## What you will do
Extract each line of the data below exactly as written.

Figure content listings
--- start ---
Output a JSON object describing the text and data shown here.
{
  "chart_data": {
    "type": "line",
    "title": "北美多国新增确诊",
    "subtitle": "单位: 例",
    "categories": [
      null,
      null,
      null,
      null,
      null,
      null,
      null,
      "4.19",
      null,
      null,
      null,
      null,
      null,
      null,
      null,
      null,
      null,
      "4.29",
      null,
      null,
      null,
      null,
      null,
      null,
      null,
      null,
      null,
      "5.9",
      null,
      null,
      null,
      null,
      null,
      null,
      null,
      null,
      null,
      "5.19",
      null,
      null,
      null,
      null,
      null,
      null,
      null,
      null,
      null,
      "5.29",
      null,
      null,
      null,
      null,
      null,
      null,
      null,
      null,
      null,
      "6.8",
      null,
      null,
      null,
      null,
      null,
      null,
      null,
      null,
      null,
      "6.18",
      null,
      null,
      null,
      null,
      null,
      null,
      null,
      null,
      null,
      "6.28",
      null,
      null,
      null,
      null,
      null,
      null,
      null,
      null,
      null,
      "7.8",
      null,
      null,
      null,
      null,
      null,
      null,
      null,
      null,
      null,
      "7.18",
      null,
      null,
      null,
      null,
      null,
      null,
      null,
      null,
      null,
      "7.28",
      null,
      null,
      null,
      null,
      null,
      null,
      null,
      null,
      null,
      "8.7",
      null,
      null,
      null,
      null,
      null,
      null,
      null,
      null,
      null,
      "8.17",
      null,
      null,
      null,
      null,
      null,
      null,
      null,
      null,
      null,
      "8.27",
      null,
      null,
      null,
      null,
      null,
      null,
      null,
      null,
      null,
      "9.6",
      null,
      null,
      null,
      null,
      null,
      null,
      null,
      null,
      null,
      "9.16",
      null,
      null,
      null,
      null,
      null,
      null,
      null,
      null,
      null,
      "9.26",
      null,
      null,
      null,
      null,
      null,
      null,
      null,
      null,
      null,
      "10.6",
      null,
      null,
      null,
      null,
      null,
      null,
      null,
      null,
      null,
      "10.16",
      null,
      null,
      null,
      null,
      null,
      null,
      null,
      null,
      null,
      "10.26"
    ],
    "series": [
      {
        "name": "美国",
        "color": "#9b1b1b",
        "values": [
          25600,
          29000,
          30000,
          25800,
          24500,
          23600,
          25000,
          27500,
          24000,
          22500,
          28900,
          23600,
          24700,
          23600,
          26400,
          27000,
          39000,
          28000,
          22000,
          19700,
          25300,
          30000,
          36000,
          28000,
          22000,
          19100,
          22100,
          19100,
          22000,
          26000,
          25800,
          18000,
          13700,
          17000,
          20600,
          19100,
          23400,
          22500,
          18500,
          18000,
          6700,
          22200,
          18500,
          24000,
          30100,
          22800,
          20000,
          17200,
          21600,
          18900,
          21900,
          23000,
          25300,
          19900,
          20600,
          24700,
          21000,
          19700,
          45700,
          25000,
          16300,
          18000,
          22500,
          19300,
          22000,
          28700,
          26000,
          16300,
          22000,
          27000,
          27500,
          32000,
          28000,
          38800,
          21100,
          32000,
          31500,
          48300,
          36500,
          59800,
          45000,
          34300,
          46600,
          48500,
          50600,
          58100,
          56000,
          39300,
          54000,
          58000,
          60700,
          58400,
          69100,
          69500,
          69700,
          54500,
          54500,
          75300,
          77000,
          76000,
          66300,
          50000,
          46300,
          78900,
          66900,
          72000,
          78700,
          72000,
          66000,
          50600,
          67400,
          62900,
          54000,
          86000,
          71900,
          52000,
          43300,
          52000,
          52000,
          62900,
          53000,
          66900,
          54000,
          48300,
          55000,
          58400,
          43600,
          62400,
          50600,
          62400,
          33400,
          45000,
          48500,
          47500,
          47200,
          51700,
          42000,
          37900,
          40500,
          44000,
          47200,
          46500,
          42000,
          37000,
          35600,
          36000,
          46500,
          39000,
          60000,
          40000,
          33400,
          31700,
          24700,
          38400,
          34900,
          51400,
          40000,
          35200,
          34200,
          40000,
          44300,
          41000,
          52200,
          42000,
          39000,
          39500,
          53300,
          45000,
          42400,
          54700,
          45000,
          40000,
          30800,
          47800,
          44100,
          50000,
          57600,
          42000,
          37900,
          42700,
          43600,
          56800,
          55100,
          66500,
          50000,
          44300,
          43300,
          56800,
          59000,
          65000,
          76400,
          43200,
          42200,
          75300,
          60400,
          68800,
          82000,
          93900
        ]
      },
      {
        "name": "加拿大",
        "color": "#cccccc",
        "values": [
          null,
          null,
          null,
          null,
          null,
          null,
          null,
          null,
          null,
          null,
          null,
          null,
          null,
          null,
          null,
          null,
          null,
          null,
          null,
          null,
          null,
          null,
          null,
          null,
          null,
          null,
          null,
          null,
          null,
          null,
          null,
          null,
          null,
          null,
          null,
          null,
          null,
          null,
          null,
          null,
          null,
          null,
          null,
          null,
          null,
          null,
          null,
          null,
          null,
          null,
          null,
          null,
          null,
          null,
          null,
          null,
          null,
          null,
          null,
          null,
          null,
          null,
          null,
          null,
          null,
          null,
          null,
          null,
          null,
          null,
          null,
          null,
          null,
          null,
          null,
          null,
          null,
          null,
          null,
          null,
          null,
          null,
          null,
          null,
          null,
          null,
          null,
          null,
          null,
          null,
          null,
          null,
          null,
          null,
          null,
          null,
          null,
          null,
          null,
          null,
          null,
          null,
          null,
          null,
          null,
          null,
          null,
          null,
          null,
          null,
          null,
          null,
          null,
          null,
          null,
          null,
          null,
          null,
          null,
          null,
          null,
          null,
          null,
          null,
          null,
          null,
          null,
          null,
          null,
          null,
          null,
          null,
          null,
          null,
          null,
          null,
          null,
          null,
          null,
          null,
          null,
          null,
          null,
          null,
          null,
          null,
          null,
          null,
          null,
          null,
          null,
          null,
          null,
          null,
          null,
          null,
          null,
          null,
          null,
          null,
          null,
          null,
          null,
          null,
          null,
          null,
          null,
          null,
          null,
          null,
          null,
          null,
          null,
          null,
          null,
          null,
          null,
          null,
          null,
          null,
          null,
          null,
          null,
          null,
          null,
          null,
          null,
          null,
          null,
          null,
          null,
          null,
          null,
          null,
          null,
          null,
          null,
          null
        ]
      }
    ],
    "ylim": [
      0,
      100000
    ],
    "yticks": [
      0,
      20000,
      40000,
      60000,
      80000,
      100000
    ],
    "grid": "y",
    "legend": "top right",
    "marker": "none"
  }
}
--- end ---
## Solution for this exercise
Output a JSON object describing the text and data shown here.
{
  "chart_data": {
    "type": "line",
    "title": "北美多国新增确诊",
    "subtitle": "单位: 例",
    "categories": [
      null,
      null,
      null,
      null,
      null,
      null,
      null,
      "4.19",
      null,
      null,
      null,
      null,
      null,
      null,
      null,
      null,
      null,
      "4.29",
      null,
      null,
      null,
      null,
      null,
      null,
      null,
      null,
      null,
      "5.9",
      null,
      null,
      null,
      null,
      null,
      null,
      null,
      null,
      null,
      "5.19",
      null,
      null,
      null,
      null,
      null,
      null,
      null,
      null,
      null,
      "5.29",
      null,
      null,
      null,
      null,
      null,
      null,
      null,
      null,
      null,
      "6.8",
      null,
      null,
      null,
      null,
      null,
      null,
      null,
      null,
      null,
      "6.18",
      null,
      null,
      null,
      null,
      null,
      null,
      null,
      null,
      null,
      "6.28",
      null,
      null,
      null,
      null,
      null,
      null,
      null,
      null,
      null,
      "7.8",
      null,
      null,
      null,
      null,
      null,
      null,
      null,
      null,
      null,
      "7.18",
      null,
      null,
      null,
      null,
      null,
      null,
      null,
      null,
      null,
      "7.28",
      null,
      null,
      null,
      null,
      null,
      null,
      null,
      null,
      null,
      "8.7",
      null,
      null,
      null,
      null,
      null,
      null,
      null,
      null,
      null,
      "8.17",
      null,
      null,
      null,
      null,
      null,
      null,
      null,
      null,
      null,
      "8.27",
      null,
      null,
      null,
      null,
      null,
      null,
      null,
      null,
      null,
      "9.6",
      null,
      null,
      null,
      null,
      null,
      null,
      null,
      null,
      null,
      "9.16",
      null,
      null,
      null,
      null,
      null,
      null,
      null,
      null,
      null,
      "9.26",
      null,
      null,
      null,
      null,
      null,
      null,
      null,
      null,
      null,
      "10.6",
      null,
      null,
      null,
      null,
      null,
      null,
      null,
      null,
      null,
      "10.16",
      null,
      null,
      null,
      null,
      null,
      null,
      null,
      null,
      null,
      "10.26"
    ],
    "series": [
      {
        "name": "美国",
        "color": "#9b1b1b",
        "values": [
          25600,
          29000,
          30000,
          25800,
          24500,
          23600,
          25000,
          27500,
          24000,
          22500,
          28900,
          23600,
          24700,
          23600,
          26400,
          27000,
          39000,
          28000,
          22000,
          19700,
          25300,
          30000,
          36000,
          28000,
          22000,
          19100,
          22100,
          19100,
          22000,
          26000,
          25800,
          18000,
          13700,
          17000,
          20600,
          19100,
          23400,
          22500,
          18500,
          18000,
          6700,
          22200,
          18500,
          24000,
          30100,
          22800,
          20000,
          17200,
          21600,
          18900,
          21900,
          23000,
          25300,
          19900,
          20600,
          24700,
          21000,
          19700,
          45700,
          25000,
          16300,
          18000,
          22500,
          19300,
          22000,
          28700,
          26000,
          16300,
          22000,
          27000,
          27500,
          32000,
          28000,
          38800,
          21100,
          32000,
          31500,
          48300,
          36500,
          59800,
          45000,
          34300,
          46600,
          48500,
          50600,
          58100,
          56000,
          39300,
          54000,
          58000,
          60700,
          58400,
          69100,
          69500,
          69700,
          54500,
          54500,
          75300,
          77000,
          76000,
          66300,
          50000,
          46300,
          78900,
          66900,
          72000,
          78700,
          72000,
          66000,
          50600,
          67400,
          62900,
          54000,
          86000,
          71900,
          52000,
          43300,
          52000,
          52000,
          62900,
          53000,
          66900,
          54000,
          48300,
          55000,
          58400,
          43600,
          62400,
          50600,
          62400,
          33400,
          45000,
          48500,
          47500,
          47200,
          51700,
          42000,
          37900,
          40500,
          44000,
          47200,
          46500,
          42000,
          37000,
          35600,
          36000,
          46500,
          39000,
          60000,
          40000,
          33400,
          31700,
          24700,
          38400,
          34900,
          51400,
          40000,
          35200,
          34200,
          40000,
          44300,
          41000,
          52200,
          42000,
          39000,
          39500,
          53300,
          45000,
          42400,
          54700,
          45000,
          40000,
          30800,
          47800,
          44100,
          50000,
          57600,
          42000,
          37900,
          42700,
          43600,
          56800,
          55100,
          66500,
          50000,
          44300,
          43300,
          56800,
          59000,
          65000,
          76400,
          43200,
          42200,
          75300,
          60400,
          68800,
          82000,
          93900
        ]
      },
      {
        "name": "加拿大",
        "color": "#cccccc",
        "values": [
          null,
          null,
          null,
          null,
          null,
          null,
          null,
          null,
          null,
          null,
          null,
          null,
          null,
          null,
          null,
          null,
          null,
          null,
          null,
          null,
          null,
          null,
          null,
          null,
          null,
          null,
          null,
          null,
          null,
          null,
          null,
          null,
          null,
          null,
          null,
          null,
          null,
          null,
          null,
          null,
          null,
          null,
          null,
          null,
          null,
          null,
          null,
          null,
          null,
          null,
          null,
          null,
          null,
          null,
          null,
          null,
          null,
          null,
          null,
          null,
          null,
          null,
          null,
          null,
          null,
          null,
          null,
          null,
          null,
          null,
          null,
          null,
          null,
          null,
          null,
          null,
          null,
          null,
          null,
          null,
          null,
          null,
          null,
          null,
          null,
          null,
          null,
          null,
          null,
          null,
          null,
          null,
          null,
          null,
          null,
          null,
          null,
          null,
          null,
          null,
          null,
          null,
          null,
          null,
          null,
          null,
          null,
          null,
          null,
          null,
          null,
          null,
          null,
          null,
          null,
          null,
          null,
          null,
          null,
          null,
          null,
          null,
          null,
          null,
          null,
          null,
          null,
          null,
          null,
          null,
          null,
          null,
          null,
          null,
          null,
          null,
          null,
          null,
          null,
          null,
          null,
          null,
          null,
          null,
          null,
          null,
          null,
          null,
          null,
          null,
          null,
          null,
          null,
          null,
          null,
          null,
          null,
          null,
          null,
          null,
          null,
          null,
          null,
          null,
          null,
          null,
          null,
          null,
          null,
          null,
          null,
          null,
          null,
          null,
          null,
          null,
          null,
          null,
          null,
          null,
          null,
          null,
          null,
          null,
          null,
          null,
          null,
          null,
          null,
          null,
          null,
          null,
          null,
          null,
          null,
          null,
          null,
          null
        ]
      }
    ],
    "ylim": [
      0,
      100000
    ],
    "yticks": [
      0,
      20000,
      40000,
      60000,
      80000,
      100000
    ],
    "grid": "y",
    "legend": "top right",
    "marker": "none"
  }
}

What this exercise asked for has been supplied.